Bounding box entries:
** Begin **
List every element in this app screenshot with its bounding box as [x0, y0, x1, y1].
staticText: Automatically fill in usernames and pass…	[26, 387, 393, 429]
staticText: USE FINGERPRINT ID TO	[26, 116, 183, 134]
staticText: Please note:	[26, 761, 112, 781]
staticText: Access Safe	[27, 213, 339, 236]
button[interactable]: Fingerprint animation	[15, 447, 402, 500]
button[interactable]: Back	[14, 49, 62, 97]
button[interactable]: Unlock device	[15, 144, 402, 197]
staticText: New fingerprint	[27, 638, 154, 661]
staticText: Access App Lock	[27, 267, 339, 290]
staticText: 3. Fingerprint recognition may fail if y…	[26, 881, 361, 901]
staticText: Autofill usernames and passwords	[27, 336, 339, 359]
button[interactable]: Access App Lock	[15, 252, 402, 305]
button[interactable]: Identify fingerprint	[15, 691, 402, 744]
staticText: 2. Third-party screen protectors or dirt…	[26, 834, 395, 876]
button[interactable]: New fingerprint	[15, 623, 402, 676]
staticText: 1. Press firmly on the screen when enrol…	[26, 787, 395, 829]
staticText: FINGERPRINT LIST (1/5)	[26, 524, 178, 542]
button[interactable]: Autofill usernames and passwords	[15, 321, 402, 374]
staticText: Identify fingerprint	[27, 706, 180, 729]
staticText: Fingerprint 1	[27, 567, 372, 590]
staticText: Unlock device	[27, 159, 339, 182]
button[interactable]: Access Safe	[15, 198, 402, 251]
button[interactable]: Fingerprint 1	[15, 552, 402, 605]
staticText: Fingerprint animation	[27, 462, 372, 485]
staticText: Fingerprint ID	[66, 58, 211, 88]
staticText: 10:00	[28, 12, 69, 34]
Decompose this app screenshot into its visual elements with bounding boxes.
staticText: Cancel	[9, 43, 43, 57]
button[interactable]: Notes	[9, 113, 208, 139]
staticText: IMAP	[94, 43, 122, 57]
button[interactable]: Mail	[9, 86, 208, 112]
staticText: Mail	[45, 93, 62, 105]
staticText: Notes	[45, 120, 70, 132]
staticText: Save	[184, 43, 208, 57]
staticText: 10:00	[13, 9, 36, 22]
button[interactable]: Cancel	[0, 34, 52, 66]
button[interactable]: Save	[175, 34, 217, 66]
** End **
Exercise instructions:
Return every row above without a single change.

Written answer:
List every element in this app screenshot with its bounding box as [x0, y0, x1, y1].
staticText: Automatically fill in usernames and pass…	[26, 387, 393, 429]
staticText: USE FINGERPRINT ID TO	[26, 116, 183, 134]
staticText: Please note:	[26, 761, 112, 781]
staticText: Access Safe	[27, 213, 339, 236]
button[interactable]: Fingerprint animation	[15, 447, 402, 500]
button[interactable]: Back	[14, 49, 62, 97]
button[interactable]: Unlock device	[15, 144, 402, 197]
staticText: New fingerprint	[27, 638, 154, 661]
staticText: Access App Lock	[27, 267, 339, 290]
staticText: 3. Fingerprint recognition may fail if y…	[26, 881, 361, 901]
staticText: Autofill usernames and passwords	[27, 336, 339, 359]
button[interactable]: Access App Lock	[15, 252, 402, 305]
button[interactable]: Identify fingerprint	[15, 691, 402, 744]
staticText: 2. Third-party screen protectors or dirt…	[26, 834, 395, 876]
button[interactable]: New fingerprint	[15, 623, 402, 676]
staticText: 1. Press firmly on the screen when enrol…	[26, 787, 395, 829]
staticText: FINGERPRINT LIST (1/5)	[26, 524, 178, 542]
button[interactable]: Autofill usernames and passwords	[15, 321, 402, 374]
staticText: Identify fingerprint	[27, 706, 180, 729]
staticText: Fingerprint 1	[27, 567, 372, 590]
staticText: Unlock device	[27, 159, 339, 182]
button[interactable]: Access Safe	[15, 198, 402, 251]
button[interactable]: Fingerprint 1	[15, 552, 402, 605]
staticText: Fingerprint animation	[27, 462, 372, 485]
staticText: Fingerprint ID	[66, 58, 211, 88]
staticText: 10:00	[28, 12, 69, 34]
Decompose this app screenshot into its visual elements with bounding boxes.
staticText: Cancel	[9, 43, 43, 57]
button[interactable]: Notes	[9, 113, 208, 139]
staticText: IMAP	[94, 43, 122, 57]
button[interactable]: Mail	[9, 86, 208, 112]
staticText: Mail	[45, 93, 62, 105]
staticText: Notes	[45, 120, 70, 132]
staticText: Save	[184, 43, 208, 57]
staticText: 10:00	[13, 9, 36, 22]
button[interactable]: Cancel	[0, 34, 52, 66]
button[interactable]: Save	[175, 34, 217, 66]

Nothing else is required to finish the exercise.